> _PROBLEM DESCRIPTION_:
Gather each line in the entries that includes the string "Adres".

# START OF RECORDS PROVIDED

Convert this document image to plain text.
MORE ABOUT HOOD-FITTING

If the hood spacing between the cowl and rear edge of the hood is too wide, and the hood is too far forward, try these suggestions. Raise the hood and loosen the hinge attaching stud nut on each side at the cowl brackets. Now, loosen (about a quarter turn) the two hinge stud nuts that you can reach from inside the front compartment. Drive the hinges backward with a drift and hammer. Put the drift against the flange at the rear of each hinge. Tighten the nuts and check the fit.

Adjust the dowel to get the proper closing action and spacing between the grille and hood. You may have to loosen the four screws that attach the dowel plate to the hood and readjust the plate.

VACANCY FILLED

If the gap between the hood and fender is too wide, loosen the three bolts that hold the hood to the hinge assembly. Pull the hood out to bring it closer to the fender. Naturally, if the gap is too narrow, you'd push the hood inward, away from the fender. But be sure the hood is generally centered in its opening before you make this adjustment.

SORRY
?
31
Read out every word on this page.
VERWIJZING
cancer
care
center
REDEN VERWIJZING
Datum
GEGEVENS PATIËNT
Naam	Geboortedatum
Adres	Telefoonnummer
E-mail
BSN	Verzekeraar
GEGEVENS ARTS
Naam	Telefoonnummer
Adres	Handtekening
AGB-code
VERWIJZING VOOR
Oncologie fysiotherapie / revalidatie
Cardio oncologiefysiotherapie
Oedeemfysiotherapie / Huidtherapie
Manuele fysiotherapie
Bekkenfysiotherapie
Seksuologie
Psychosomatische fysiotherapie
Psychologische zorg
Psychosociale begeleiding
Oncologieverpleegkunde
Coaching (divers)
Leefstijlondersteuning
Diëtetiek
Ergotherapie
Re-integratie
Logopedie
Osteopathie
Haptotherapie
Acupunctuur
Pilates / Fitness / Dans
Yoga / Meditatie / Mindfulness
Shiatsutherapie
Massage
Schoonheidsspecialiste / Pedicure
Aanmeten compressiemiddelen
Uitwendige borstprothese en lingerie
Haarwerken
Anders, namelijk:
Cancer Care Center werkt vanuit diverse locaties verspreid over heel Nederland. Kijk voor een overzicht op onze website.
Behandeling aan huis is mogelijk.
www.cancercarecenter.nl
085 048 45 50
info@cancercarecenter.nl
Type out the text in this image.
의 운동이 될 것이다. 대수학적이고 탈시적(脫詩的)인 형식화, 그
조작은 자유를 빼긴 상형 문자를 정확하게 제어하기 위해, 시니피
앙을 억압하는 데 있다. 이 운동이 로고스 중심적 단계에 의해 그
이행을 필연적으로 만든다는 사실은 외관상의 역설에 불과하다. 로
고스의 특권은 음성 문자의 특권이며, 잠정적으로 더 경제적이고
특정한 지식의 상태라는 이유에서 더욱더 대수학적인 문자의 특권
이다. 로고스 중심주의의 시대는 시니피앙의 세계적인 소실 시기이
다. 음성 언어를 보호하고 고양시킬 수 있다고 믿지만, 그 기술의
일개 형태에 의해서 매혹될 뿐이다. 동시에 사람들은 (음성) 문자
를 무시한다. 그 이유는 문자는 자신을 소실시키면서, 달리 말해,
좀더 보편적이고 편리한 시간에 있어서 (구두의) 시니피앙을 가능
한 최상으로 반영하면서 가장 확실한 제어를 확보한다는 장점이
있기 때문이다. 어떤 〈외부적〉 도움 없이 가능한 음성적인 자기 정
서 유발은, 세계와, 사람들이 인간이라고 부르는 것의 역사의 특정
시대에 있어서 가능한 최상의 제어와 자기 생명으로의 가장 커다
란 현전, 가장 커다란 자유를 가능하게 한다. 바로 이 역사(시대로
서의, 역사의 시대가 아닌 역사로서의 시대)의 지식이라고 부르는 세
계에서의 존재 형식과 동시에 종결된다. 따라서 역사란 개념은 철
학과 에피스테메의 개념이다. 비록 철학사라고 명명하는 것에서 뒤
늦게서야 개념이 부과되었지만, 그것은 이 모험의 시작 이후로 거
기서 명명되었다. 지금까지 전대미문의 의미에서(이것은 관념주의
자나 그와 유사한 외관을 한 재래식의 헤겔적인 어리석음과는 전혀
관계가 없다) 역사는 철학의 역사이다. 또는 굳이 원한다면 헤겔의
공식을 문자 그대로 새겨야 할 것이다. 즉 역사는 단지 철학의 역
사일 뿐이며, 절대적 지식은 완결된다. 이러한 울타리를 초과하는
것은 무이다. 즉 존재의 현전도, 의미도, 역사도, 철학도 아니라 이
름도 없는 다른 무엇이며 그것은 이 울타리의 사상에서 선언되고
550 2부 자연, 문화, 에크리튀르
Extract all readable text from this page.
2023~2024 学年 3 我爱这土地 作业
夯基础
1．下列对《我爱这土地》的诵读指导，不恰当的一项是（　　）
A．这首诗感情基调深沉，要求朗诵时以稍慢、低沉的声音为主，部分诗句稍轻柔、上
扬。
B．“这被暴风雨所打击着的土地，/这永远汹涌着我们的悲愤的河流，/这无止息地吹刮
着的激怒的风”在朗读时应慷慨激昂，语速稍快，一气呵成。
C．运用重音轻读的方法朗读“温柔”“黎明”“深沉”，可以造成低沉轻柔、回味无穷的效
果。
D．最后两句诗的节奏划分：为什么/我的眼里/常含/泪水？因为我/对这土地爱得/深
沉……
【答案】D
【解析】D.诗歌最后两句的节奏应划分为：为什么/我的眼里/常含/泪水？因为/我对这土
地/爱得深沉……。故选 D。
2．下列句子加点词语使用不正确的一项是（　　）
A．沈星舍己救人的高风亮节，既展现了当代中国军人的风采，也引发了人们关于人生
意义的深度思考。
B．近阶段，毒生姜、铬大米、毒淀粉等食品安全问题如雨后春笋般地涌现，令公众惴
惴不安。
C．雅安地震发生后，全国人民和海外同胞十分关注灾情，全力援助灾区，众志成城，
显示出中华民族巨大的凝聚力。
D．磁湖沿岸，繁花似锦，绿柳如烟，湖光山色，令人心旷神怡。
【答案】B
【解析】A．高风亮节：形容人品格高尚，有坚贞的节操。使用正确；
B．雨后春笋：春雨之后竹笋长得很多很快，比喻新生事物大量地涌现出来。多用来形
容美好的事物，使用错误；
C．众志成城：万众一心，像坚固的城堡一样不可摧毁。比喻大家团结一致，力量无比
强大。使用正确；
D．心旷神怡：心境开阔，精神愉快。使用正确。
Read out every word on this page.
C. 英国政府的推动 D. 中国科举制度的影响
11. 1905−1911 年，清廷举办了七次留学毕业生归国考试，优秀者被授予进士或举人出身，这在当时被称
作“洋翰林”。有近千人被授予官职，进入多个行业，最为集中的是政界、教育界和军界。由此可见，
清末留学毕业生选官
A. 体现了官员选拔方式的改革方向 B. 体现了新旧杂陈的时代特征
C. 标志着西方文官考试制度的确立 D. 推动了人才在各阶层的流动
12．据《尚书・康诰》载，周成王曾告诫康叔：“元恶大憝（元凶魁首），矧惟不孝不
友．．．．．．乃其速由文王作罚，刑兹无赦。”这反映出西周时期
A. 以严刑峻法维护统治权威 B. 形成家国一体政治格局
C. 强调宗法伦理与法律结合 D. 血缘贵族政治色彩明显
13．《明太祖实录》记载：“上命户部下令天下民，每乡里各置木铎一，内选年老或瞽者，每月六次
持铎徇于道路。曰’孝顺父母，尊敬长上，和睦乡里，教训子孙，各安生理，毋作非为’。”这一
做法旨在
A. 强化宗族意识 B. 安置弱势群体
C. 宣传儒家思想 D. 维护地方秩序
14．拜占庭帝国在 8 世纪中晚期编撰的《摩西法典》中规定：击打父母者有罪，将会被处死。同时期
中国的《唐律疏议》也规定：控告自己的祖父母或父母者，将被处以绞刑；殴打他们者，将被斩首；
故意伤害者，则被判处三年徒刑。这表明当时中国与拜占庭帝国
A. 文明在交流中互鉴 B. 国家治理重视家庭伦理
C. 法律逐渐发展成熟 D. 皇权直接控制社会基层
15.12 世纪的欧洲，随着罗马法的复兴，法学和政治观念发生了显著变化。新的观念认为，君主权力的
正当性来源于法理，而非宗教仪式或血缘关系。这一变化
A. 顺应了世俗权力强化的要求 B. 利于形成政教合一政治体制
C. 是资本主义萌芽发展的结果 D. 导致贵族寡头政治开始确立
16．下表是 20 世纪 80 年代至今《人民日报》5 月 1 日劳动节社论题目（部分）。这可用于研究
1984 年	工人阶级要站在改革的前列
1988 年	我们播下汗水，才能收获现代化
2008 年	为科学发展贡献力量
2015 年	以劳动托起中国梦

# END OF RECORDS PROVIDED

> _SOLUTION TO THE PROBLEM_:
Adres	Telefoonnummer
Adres	Handtekening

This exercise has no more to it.